━━━ Records supplied ━━━

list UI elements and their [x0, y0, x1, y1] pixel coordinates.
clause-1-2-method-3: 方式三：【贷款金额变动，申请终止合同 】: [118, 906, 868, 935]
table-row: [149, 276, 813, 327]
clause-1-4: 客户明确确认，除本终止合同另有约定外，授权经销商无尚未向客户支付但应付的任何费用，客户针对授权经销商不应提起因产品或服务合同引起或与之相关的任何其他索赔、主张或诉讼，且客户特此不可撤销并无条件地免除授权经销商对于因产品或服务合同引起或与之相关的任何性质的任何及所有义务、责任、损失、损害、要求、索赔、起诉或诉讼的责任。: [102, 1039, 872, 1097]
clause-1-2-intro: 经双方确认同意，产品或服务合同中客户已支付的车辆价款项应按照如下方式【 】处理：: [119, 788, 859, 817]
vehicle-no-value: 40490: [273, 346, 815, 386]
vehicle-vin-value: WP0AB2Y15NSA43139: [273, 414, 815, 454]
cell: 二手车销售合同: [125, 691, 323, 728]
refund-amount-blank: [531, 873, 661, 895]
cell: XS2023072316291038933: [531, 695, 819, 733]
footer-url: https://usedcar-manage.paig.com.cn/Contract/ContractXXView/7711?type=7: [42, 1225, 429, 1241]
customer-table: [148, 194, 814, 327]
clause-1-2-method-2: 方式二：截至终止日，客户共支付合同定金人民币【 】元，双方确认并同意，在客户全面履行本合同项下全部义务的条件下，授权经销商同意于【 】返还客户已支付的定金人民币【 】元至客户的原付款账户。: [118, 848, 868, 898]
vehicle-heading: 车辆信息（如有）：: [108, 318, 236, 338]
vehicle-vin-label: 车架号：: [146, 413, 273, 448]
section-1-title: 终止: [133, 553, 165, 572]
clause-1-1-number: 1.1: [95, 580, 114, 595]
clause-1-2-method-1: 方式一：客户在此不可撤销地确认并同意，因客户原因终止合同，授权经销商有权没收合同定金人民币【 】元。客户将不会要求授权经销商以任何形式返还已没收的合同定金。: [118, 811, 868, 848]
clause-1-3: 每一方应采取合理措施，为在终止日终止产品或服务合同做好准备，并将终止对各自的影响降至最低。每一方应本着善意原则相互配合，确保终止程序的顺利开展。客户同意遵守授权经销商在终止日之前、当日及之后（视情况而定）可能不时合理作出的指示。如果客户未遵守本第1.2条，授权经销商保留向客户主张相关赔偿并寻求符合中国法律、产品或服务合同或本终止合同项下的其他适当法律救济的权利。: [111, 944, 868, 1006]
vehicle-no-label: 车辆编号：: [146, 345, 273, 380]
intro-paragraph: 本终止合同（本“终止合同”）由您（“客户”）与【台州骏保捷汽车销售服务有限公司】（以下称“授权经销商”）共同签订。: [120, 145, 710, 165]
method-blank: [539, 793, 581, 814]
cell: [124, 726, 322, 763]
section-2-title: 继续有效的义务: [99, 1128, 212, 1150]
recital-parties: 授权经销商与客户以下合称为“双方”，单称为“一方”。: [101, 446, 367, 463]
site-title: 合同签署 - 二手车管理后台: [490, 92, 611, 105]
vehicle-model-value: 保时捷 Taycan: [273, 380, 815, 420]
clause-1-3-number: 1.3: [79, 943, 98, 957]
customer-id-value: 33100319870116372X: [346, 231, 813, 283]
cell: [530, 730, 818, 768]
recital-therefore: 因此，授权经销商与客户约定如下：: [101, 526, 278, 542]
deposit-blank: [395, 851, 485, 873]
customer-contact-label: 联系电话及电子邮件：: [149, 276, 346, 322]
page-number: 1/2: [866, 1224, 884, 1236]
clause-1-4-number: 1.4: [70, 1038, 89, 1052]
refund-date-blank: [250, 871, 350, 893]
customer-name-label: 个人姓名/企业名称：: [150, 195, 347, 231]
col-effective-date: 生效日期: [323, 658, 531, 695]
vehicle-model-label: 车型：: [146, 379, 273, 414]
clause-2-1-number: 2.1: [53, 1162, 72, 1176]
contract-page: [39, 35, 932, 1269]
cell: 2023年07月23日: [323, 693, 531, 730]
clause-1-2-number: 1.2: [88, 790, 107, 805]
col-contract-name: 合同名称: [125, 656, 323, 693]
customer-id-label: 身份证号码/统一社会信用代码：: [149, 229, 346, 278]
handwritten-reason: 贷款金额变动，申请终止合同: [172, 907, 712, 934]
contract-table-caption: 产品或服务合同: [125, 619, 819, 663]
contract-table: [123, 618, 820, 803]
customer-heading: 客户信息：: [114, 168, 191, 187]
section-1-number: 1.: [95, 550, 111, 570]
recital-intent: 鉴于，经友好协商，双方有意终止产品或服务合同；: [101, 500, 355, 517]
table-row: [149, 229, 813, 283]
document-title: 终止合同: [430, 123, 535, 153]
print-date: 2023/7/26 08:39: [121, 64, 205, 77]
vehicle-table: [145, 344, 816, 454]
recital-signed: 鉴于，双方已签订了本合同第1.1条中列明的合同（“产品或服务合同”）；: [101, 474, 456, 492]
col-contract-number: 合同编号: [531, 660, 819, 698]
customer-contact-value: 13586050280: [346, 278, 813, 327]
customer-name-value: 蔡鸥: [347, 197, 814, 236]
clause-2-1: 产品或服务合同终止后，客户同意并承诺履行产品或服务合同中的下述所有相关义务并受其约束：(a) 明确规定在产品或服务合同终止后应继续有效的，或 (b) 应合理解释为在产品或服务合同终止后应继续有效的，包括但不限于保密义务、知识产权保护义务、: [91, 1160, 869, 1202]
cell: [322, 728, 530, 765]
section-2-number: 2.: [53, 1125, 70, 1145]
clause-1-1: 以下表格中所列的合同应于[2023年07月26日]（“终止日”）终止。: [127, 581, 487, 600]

━━━

What you will do
Turn every line of the records above into a Markdown table with two columns, "Row" for the row number and "Record text" for the line, and skip any blank lines.

Final result
| Row | Record text |
|---|---|
| 1 | list UI elements and their [x0, y0, x1, y1] pixel coordinates. |
| 2 | clause-1-2-method-3: 方式三：【贷款金额变动，申请终止合同 】: [118, 906, 868, 935] |
| 3 | table-row: [149, 276, 813, 327] |
| 4 | clause-1-4: 客户明确确认，除本终止合同另有约定外，授权经销商无尚未向客户支付但应付的任何费用，客户针对授权经销商不应提起因产品或服务合同引起或与之相关的任何其他索赔、主张或诉讼，且客户特此不可撤销并无条件地免除授权经销商对于因产品或服务合同引起或与之相关的任何性质的任何及所有义务、责任、损失、损害、要求、索赔、起诉或诉讼的责任。: [102, 1039, 872, 1097] |
| 5 | clause-1-2-intro: 经双方确认同意，产品或服务合同中客户已支付的车辆价款项应按照如下方式【 】处理：: [119, 788, 859, 817] |
| 6 | vehicle-no-value: 40490: [273, 346, 815, 386] |
| 7 | vehicle-vin-value: WP0AB2Y15NSA43139: [273, 414, 815, 454] |
| 8 | cell: 二手车销售合同: [125, 691, 323, 728] |
| 9 | refund-amount-blank: [531, 873, 661, 895] |
| 10 | cell: XS2023072316291038933: [531, 695, 819, 733] |
| 11 | footer-url: https://usedcar-manage.paig.com.cn/Contract/ContractXXView/7711?type=7: [42, 1225, 429, 1241] |
| 12 | customer-table: [148, 194, 814, 327] |
| 13 | clause-1-2-method-2: 方式二：截至终止日，客户共支付合同定金人民币【 】元，双方确认并同意，在客户全面履行本合同项下全部义务的条件下，授权经销商同意于【 】返还客户已支付的定金人民币【 】元至客户的原付款账户。: [118, 848, 868, 898] |
| 14 | vehicle-heading: 车辆信息（如有）：: [108, 318, 236, 338] |
| 15 | vehicle-vin-label: 车架号：: [146, 413, 273, 448] |
| 16 | section-1-title: 终止: [133, 553, 165, 572] |
| 17 | clause-1-1-number: 1.1: [95, 580, 114, 595] |
| 18 | clause-1-2-method-1: 方式一：客户在此不可撤销地确认并同意，因客户原因终止合同，授权经销商有权没收合同定金人民币【 】元。客户将不会要求授权经销商以任何形式返还已没收的合同定金。: [118, 811, 868, 848] |
| 19 | clause-1-3: 每一方应采取合理措施，为在终止日终止产品或服务合同做好准备，并将终止对各自的影响降至最低。每一方应本着善意原则相互配合，确保终止程序的顺利开展。客户同意遵守授权经销商在终止日之前、当日及之后（视情况而定）可能不时合理作出的指示。如果客户未遵守本第1.2条，授权经销商保留向客户主张相关赔偿并寻求符合中国法律、产品或服务合同或本终止合同项下的其他适当法律救济的权利。: [111, 944, 868, 1006] |
| 20 | vehicle-no-label: 车辆编号：: [146, 345, 273, 380] |
| 21 | intro-paragraph: 本终止合同（本“终止合同”）由您（“客户”）与【台州骏保捷汽车销售服务有限公司】（以下称“授权经销商”）共同签订。: [120, 145, 710, 165] |
| 22 | method-blank: [539, 793, 581, 814] |
| 23 | cell: [124, 726, 322, 763] |
| 24 | section-2-title: 继续有效的义务: [99, 1128, 212, 1150] |
| 25 | recital-parties: 授权经销商与客户以下合称为“双方”，单称为“一方”。: [101, 446, 367, 463] |
| 26 | site-title: 合同签署 - 二手车管理后台: [490, 92, 611, 105] |
| 27 | vehicle-model-value: 保时捷 Taycan: [273, 380, 815, 420] |
| 28 | clause-1-3-number: 1.3: [79, 943, 98, 957] |
| 29 | customer-id-value: 33100319870116372X: [346, 231, 813, 283] |
| 30 | cell: [530, 730, 818, 768] |
| 31 | recital-therefore: 因此，授权经销商与客户约定如下：: [101, 526, 278, 542] |
| 32 | deposit-blank: [395, 851, 485, 873] |
| 33 | customer-contact-label: 联系电话及电子邮件：: [149, 276, 346, 322] |
| 34 | page-number: 1/2: [866, 1224, 884, 1236] |
| 35 | clause-1-4-number: 1.4: [70, 1038, 89, 1052] |
| 36 | refund-date-blank: [250, 871, 350, 893] |
| 37 | customer-name-label: 个人姓名/企业名称：: [150, 195, 347, 231] |
| 38 | col-effective-date: 生效日期: [323, 658, 531, 695] |
| 39 | vehicle-model-label: 车型：: [146, 379, 273, 414] |
| 40 | clause-2-1-number: 2.1: [53, 1162, 72, 1176] |
| 41 | contract-page: [39, 35, 932, 1269] |
| 42 | cell: 2023年07月23日: [323, 693, 531, 730] |
| 43 | clause-1-2-number: 1.2: [88, 790, 107, 805] |
| 44 | col-contract-name: 合同名称: [125, 656, 323, 693] |
| 45 | customer-id-label: 身份证号码/统一社会信用代码：: [149, 229, 346, 278] |
| 46 | handwritten-reason: 贷款金额变动，申请终止合同: [172, 907, 712, 934] |
| 47 | contract-table-caption: 产品或服务合同: [125, 619, 819, 663] |
| 48 | contract-table: [123, 618, 820, 803] |
| 49 | customer-heading: 客户信息：: [114, 168, 191, 187] |
| 50 | section-1-number: 1.: [95, 550, 111, 570] |
| 51 | recital-intent: 鉴于，经友好协商，双方有意终止产品或服务合同；: [101, 500, 355, 517] |
| 52 | table-row: [149, 229, 813, 283] |
| 53 | document-title: 终止合同: [430, 123, 535, 153] |
| 54 | print-date: 2023/7/26 08:39: [121, 64, 205, 77] |
| 55 | vehicle-table: [145, 344, 816, 454] |
| 56 | recital-signed: 鉴于，双方已签订了本合同第1.1条中列明的合同（“产品或服务合同”）；: [101, 474, 456, 492] |
| 57 | col-contract-number: 合同编号: [531, 660, 819, 698] |
| 58 | customer-contact-value: 13586050280: [346, 278, 813, 327] |
| 59 | customer-name-value: 蔡鸥: [347, 197, 814, 236] |
| 60 | clause-2-1: 产品或服务合同终止后，客户同意并承诺履行产品或服务合同中的下述所有相关义务并受其约束：(a) 明确规定在产品或服务合同终止后应继续有效的，或 (b) 应合理解释为在产品或服务合同终止后应继续有效的，包括但不限于保密义务、知识产权保护义务、: [91, 1160, 869, 1202] |
| 61 | cell: [322, 728, 530, 765] |
| 62 | section-2-number: 2.: [53, 1125, 70, 1145] |
| 63 | clause-1-1: 以下表格中所列的合同应于[2023年07月26日]（“终止日”）终止。: [127, 581, 487, 600] |